■ GIVEN INSTRUCTION: From the listing below, copy every line with the word "Audiovisual".

■ MATERIAL PROVIDED:
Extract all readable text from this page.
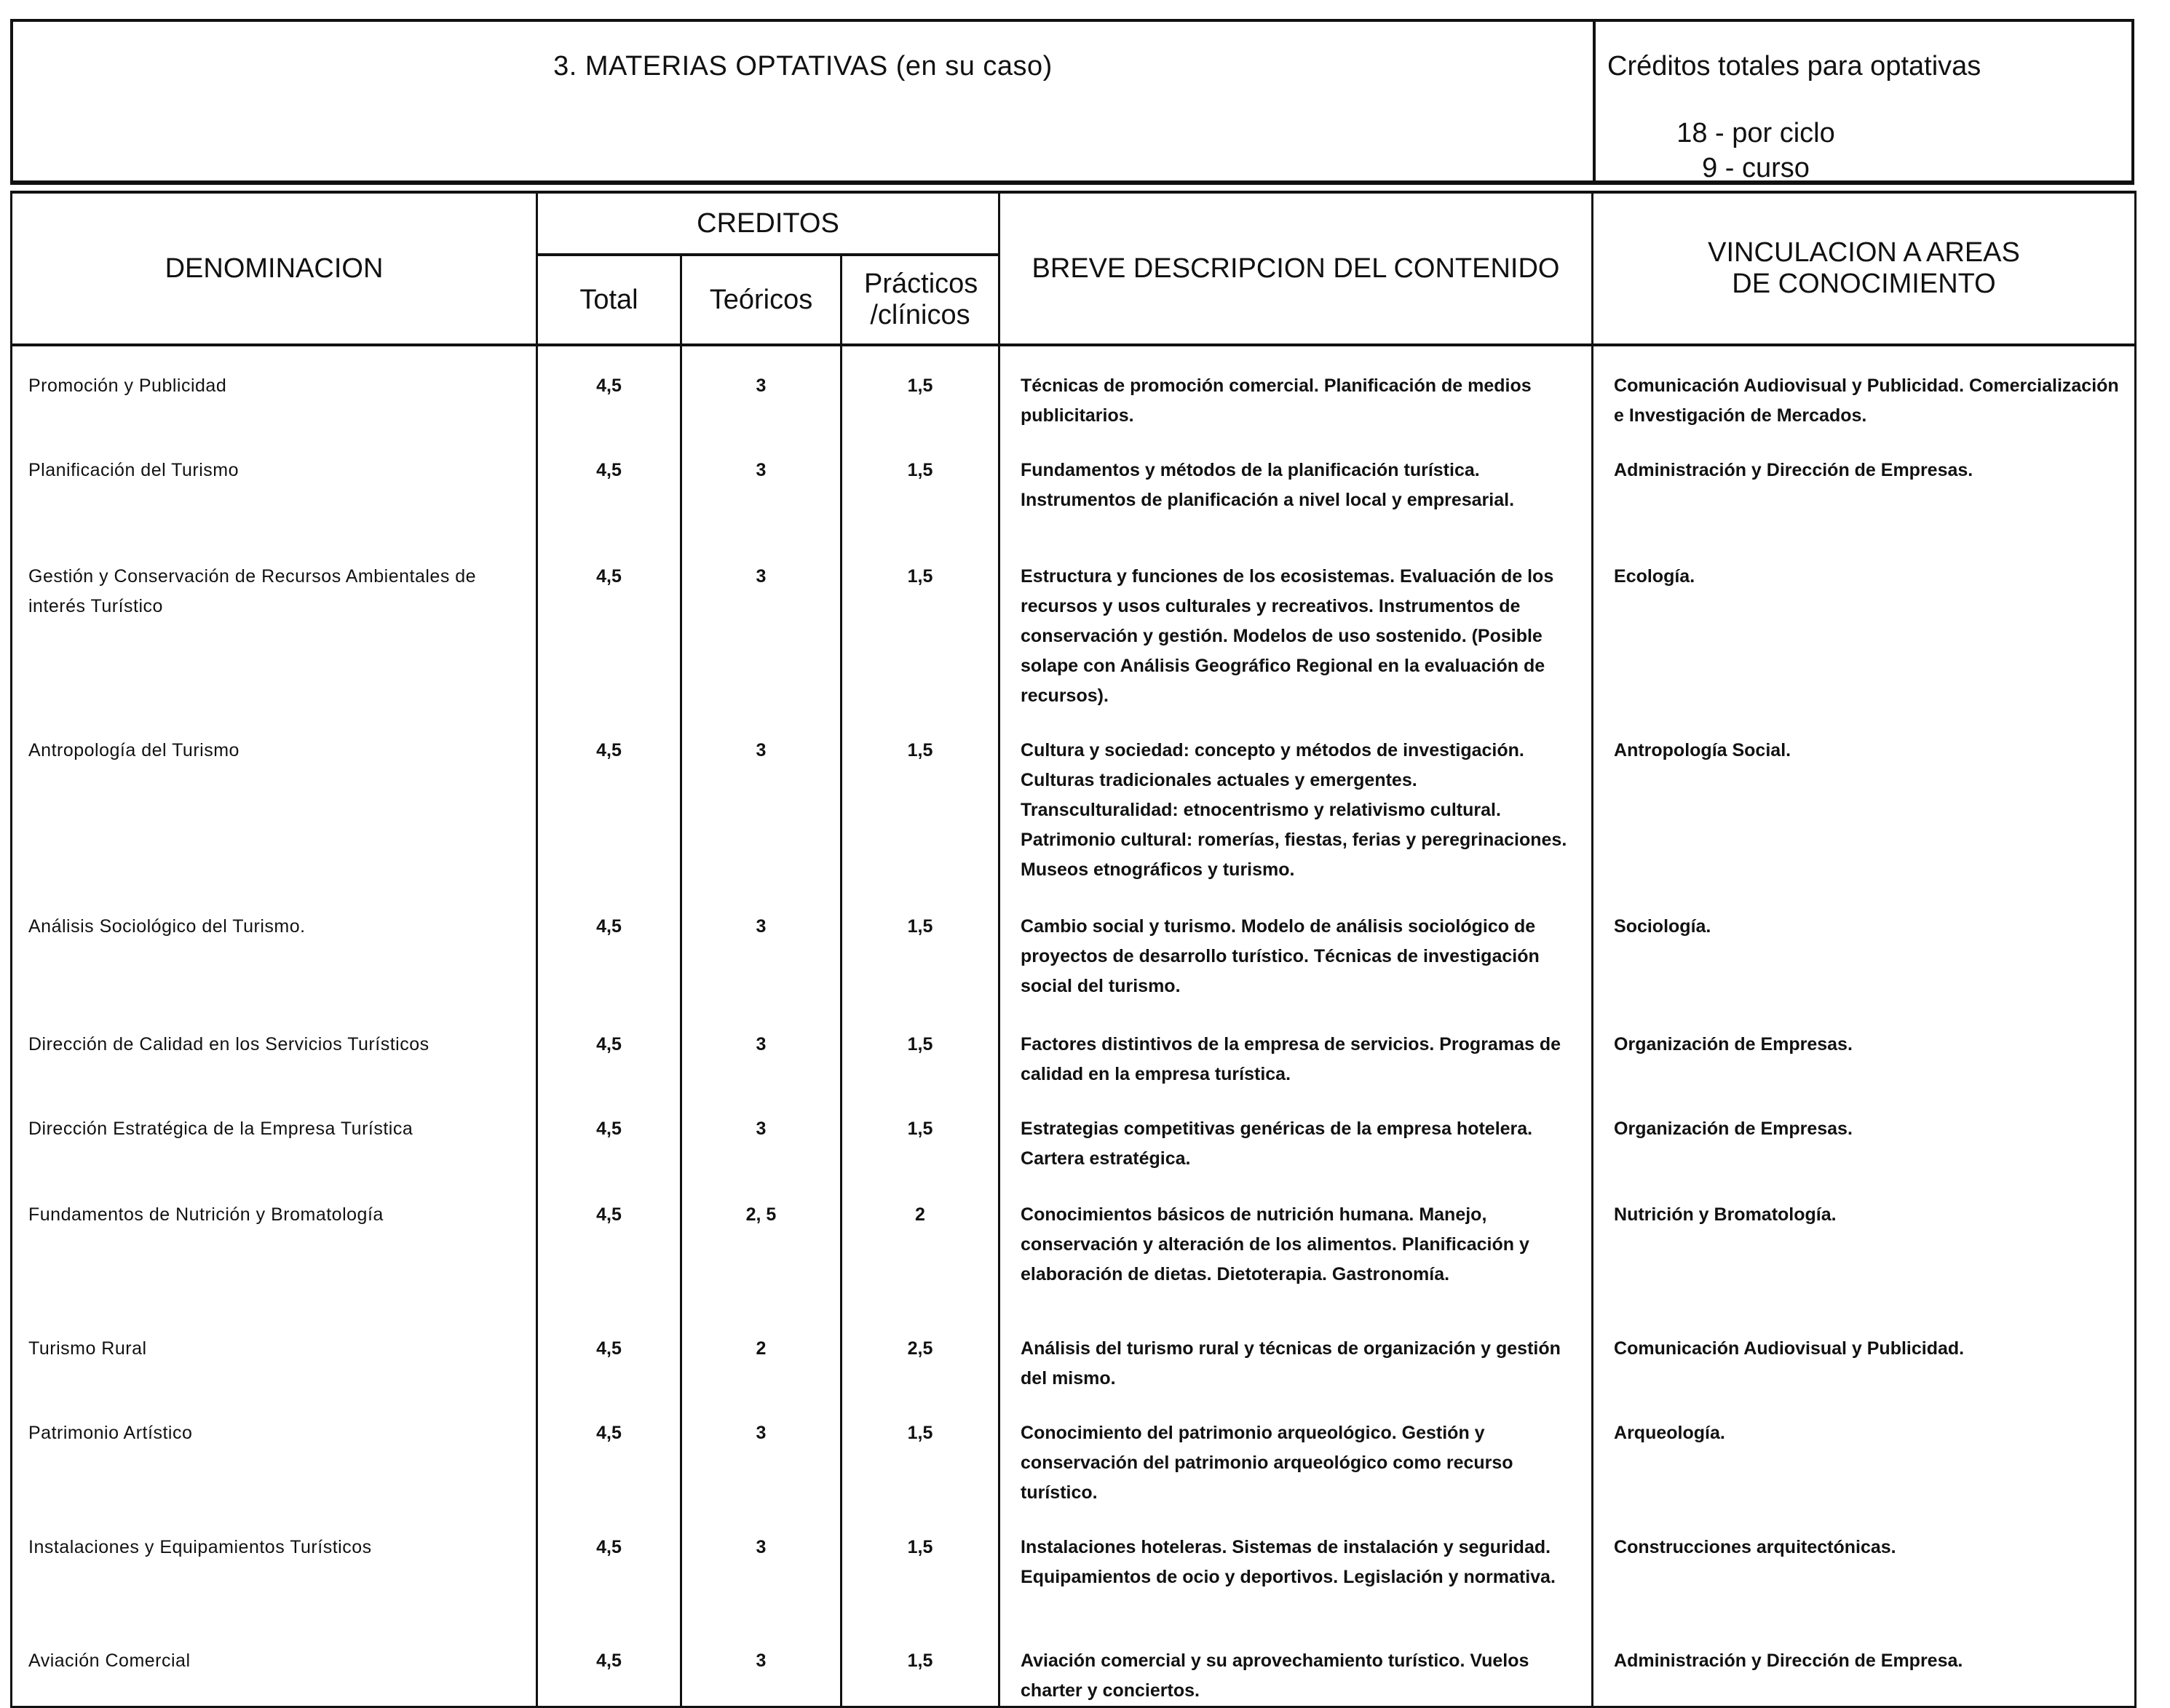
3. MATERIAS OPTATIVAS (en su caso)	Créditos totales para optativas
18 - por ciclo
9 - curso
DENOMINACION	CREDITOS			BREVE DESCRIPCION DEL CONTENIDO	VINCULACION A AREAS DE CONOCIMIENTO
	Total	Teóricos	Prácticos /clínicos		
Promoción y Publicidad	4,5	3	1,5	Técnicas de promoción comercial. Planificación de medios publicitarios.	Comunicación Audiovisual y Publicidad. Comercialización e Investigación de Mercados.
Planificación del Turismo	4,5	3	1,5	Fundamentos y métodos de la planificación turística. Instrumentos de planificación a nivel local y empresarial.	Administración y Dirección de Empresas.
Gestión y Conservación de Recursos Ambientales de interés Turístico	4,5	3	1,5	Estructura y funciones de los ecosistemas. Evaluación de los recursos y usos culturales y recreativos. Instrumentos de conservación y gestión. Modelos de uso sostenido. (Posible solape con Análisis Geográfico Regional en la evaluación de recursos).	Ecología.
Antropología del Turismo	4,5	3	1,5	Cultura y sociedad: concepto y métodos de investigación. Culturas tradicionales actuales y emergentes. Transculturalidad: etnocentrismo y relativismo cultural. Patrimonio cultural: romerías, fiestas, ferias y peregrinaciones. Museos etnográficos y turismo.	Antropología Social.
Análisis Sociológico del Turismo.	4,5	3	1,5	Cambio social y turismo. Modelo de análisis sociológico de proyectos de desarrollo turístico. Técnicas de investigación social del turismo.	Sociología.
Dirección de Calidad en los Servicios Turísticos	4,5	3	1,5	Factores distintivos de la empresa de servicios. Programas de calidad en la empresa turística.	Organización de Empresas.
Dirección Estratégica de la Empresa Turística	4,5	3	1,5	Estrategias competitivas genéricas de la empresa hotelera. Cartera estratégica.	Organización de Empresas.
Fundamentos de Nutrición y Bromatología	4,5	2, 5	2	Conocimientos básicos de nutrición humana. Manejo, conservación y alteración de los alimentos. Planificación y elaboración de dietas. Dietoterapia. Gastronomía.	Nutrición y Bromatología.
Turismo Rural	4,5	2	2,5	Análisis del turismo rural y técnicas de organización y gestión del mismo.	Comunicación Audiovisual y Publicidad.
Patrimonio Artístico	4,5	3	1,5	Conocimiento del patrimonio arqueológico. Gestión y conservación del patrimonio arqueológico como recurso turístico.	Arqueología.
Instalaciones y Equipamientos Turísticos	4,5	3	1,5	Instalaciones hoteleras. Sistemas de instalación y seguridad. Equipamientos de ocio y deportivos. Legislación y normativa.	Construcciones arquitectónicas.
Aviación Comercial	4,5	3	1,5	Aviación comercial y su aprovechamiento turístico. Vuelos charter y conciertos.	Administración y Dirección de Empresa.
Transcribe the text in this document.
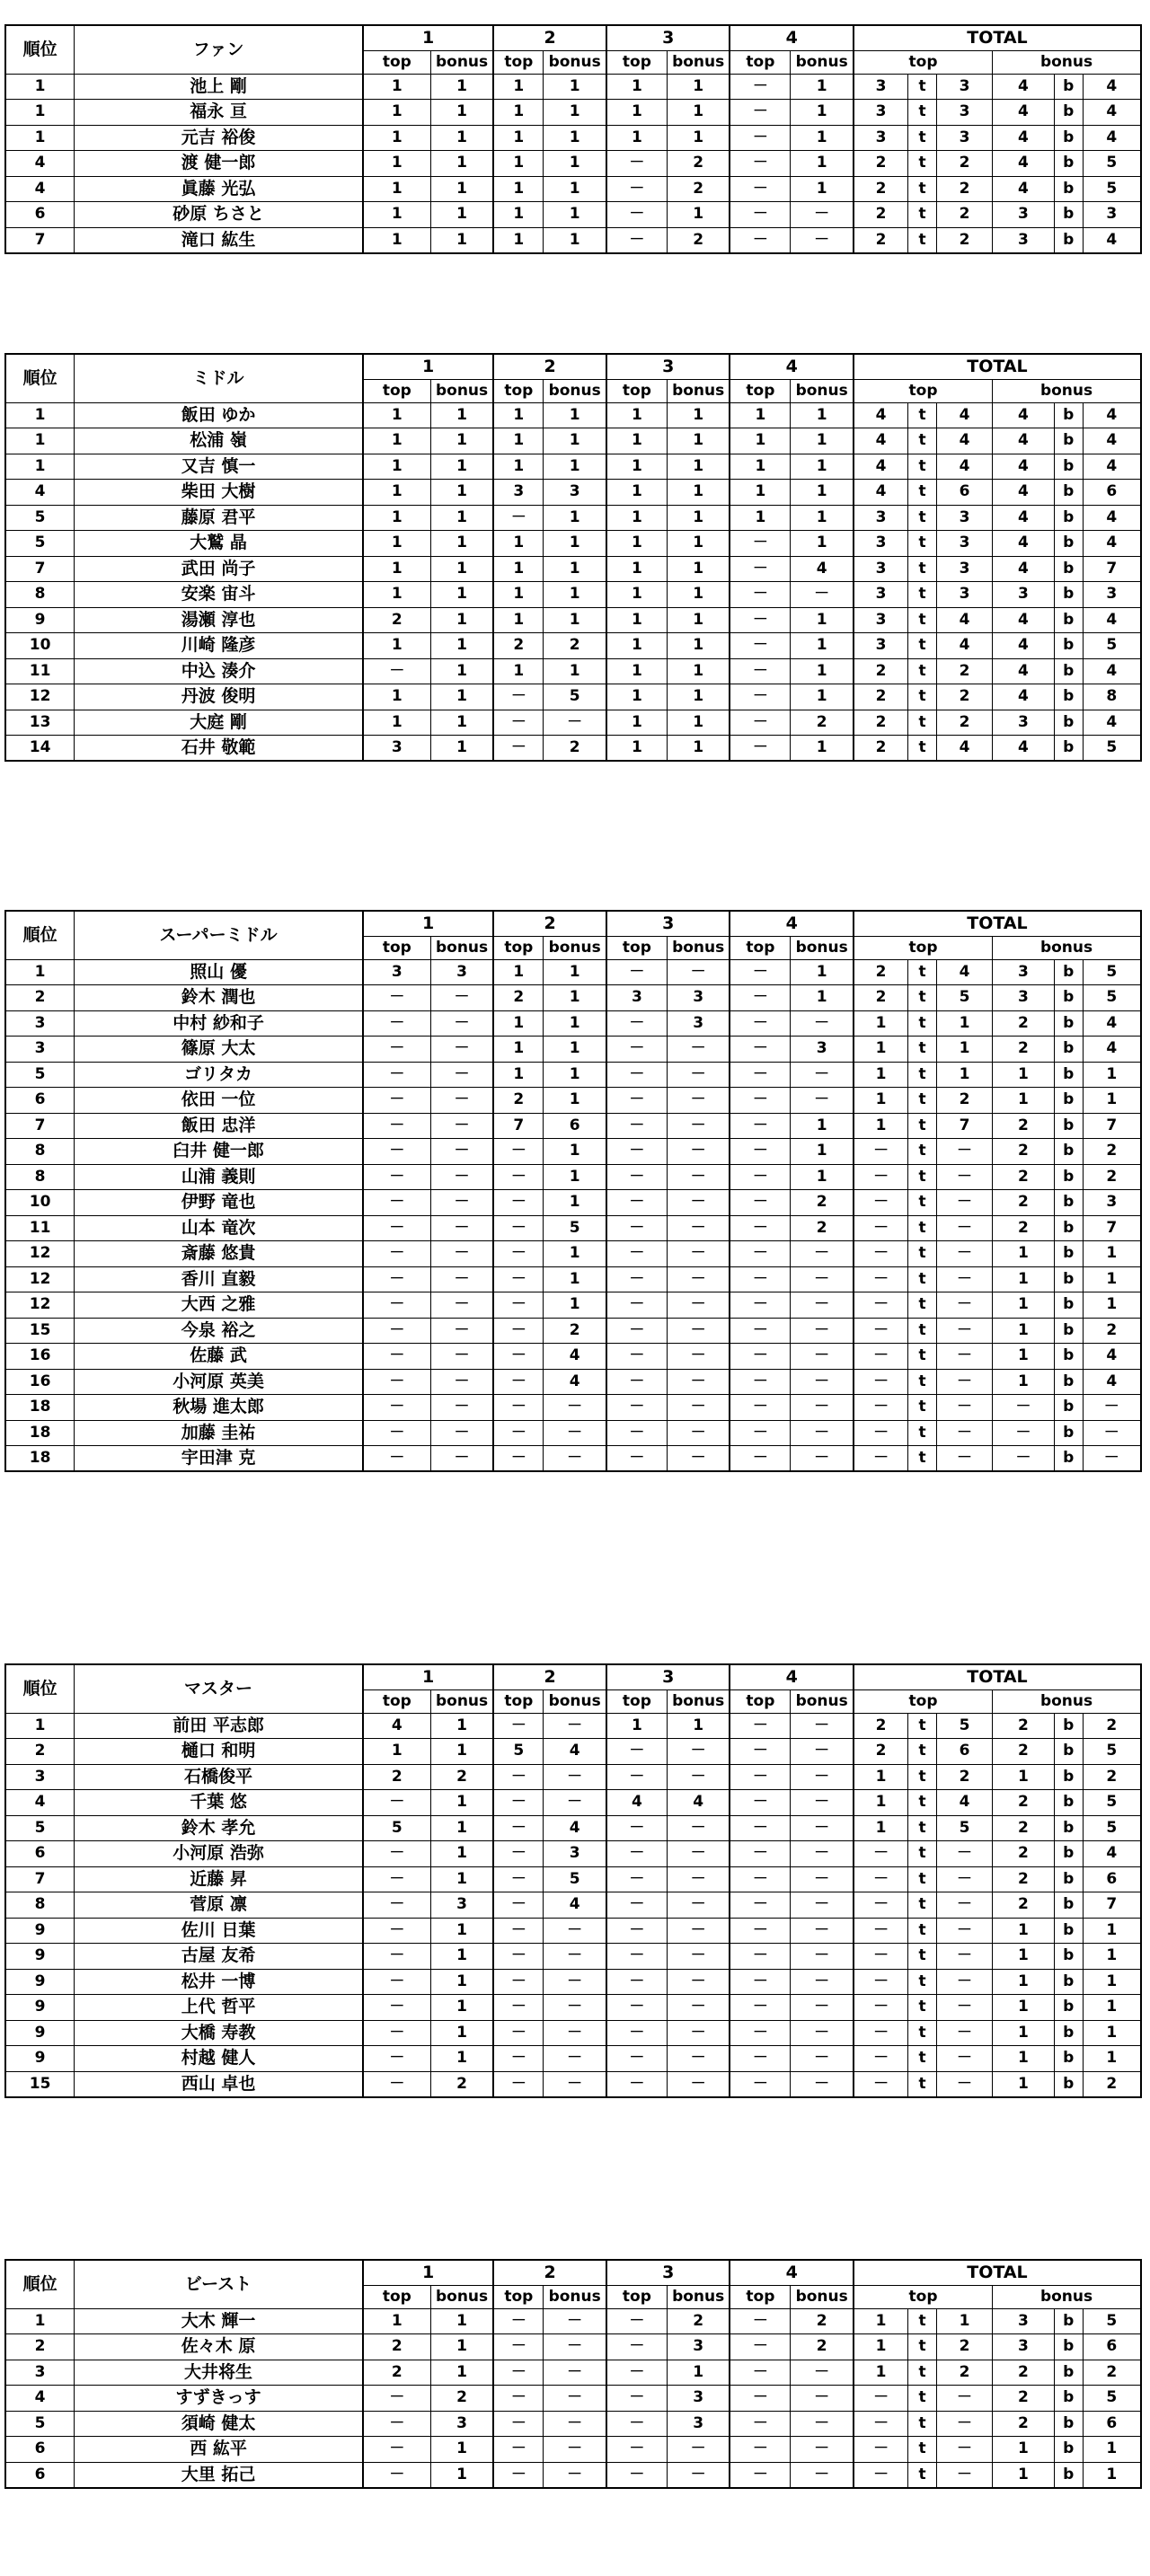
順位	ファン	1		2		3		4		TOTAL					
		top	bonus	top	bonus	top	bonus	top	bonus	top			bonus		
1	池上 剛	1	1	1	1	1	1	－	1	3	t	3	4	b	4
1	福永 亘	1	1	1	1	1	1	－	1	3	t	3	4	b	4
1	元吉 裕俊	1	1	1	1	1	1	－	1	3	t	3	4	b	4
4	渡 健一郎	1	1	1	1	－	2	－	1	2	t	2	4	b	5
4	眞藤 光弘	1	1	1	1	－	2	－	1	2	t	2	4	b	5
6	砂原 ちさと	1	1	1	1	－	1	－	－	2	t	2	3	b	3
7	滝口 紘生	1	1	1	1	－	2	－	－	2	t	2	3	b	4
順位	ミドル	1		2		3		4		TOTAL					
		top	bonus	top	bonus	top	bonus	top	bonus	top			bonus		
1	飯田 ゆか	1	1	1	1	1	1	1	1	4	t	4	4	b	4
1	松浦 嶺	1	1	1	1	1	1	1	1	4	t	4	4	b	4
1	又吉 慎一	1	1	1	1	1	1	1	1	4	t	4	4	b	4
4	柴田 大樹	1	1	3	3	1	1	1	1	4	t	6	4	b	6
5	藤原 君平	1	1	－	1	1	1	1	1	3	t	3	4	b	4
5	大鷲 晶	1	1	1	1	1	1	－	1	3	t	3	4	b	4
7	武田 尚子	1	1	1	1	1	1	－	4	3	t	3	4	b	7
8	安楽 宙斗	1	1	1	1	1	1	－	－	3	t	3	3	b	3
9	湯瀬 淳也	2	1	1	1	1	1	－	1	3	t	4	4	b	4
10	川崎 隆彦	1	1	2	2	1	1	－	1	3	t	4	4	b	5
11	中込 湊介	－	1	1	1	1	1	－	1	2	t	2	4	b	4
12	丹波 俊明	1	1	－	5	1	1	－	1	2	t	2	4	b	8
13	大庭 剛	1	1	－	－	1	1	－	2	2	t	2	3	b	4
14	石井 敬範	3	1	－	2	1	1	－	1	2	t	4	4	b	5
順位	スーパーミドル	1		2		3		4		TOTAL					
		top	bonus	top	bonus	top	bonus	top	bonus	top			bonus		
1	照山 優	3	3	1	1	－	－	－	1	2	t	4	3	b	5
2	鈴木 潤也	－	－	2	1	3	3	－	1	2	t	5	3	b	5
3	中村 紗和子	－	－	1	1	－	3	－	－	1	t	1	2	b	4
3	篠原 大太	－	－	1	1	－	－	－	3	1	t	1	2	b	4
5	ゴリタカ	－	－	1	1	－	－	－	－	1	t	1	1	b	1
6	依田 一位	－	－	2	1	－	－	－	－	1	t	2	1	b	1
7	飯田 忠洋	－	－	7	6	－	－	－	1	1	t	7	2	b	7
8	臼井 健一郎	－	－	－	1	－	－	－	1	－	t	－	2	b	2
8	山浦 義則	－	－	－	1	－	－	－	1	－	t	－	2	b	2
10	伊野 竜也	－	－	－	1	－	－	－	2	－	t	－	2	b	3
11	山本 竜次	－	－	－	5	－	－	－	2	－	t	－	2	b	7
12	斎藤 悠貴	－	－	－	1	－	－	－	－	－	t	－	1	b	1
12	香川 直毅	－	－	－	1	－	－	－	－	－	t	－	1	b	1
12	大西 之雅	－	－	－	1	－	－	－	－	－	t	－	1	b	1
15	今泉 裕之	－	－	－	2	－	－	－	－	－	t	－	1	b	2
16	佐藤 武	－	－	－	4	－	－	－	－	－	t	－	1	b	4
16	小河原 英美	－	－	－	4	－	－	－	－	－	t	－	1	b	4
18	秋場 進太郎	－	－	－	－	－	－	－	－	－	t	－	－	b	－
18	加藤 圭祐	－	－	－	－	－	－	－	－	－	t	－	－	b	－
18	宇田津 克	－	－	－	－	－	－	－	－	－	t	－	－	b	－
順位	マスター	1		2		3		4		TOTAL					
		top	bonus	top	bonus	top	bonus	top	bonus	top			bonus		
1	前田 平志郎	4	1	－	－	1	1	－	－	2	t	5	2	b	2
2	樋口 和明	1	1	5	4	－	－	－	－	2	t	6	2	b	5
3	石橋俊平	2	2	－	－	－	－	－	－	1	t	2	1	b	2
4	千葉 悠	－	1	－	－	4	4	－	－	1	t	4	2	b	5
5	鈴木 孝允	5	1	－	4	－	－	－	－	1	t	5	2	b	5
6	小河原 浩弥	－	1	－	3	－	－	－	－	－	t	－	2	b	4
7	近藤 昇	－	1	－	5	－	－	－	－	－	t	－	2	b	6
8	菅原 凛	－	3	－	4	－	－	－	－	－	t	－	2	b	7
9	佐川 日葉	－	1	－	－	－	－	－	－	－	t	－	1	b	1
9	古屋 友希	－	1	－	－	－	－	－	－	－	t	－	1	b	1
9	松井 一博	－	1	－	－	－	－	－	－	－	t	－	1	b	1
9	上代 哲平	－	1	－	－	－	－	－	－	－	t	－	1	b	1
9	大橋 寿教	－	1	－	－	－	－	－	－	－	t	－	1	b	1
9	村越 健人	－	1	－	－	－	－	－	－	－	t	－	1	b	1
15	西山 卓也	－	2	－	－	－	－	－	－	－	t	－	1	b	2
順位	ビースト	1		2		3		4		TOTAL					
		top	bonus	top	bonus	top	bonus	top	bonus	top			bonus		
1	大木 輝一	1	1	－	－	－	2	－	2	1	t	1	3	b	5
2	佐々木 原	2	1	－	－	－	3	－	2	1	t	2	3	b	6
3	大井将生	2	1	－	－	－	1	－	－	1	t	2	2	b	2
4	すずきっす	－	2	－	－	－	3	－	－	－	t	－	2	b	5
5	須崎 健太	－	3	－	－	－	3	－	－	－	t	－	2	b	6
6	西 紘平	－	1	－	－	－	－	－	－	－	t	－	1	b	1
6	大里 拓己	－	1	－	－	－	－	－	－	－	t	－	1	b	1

■ FULL OUTPUT:
Promoción y Publicidad	4,5	3	1,5	Técnicas de promoción comercial. Planificación de medios publicitarios.	Comunicación Audiovisual y Publicidad. Comercialización e Investigación de Mercados.
Turismo Rural	4,5	2	2,5	Análisis del turismo rural y técnicas de organización y gestión del mismo.	Comunicación Audiovisual y Publicidad.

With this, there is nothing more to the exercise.